§ Problem
In the material below, find how many lines contain the string "характеристики". Write only that number.

Data excerpts
################

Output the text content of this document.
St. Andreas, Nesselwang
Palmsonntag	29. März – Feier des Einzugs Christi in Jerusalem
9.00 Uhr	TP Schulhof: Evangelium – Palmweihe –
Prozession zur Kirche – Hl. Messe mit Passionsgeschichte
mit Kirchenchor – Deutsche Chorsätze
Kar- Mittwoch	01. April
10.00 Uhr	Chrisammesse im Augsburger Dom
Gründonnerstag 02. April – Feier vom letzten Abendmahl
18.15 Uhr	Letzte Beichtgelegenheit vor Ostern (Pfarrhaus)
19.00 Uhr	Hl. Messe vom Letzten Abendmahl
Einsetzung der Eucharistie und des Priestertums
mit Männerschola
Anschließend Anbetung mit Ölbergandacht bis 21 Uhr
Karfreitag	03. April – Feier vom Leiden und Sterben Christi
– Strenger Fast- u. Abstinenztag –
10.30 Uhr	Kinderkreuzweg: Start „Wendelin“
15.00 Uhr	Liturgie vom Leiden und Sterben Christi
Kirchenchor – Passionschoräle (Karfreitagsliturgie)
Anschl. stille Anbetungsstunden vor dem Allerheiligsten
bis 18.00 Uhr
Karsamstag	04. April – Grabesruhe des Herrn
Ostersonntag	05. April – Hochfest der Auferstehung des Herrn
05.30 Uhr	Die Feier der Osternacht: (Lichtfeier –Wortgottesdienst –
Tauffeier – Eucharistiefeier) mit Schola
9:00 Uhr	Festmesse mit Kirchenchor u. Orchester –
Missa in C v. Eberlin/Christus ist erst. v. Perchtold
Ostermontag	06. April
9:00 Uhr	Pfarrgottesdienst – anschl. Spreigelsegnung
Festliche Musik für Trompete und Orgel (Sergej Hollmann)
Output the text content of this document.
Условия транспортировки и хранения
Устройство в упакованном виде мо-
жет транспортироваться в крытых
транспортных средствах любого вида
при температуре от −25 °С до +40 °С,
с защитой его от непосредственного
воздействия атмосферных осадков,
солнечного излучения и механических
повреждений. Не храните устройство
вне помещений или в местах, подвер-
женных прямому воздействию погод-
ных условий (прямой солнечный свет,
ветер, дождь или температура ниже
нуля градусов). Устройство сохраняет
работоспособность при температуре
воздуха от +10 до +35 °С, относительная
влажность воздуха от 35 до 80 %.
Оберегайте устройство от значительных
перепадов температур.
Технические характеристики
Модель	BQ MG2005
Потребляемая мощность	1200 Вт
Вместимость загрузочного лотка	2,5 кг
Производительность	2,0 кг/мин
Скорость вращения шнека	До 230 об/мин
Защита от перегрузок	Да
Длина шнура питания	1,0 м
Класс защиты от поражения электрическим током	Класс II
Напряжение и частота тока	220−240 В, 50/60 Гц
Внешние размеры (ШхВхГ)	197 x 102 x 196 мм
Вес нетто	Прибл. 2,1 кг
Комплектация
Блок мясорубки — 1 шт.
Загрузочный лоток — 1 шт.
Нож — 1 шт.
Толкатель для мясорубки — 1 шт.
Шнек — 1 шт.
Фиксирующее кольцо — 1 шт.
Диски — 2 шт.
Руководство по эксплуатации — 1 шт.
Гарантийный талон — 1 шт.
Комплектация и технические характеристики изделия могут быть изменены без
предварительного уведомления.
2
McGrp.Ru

################

§ Response to this task
2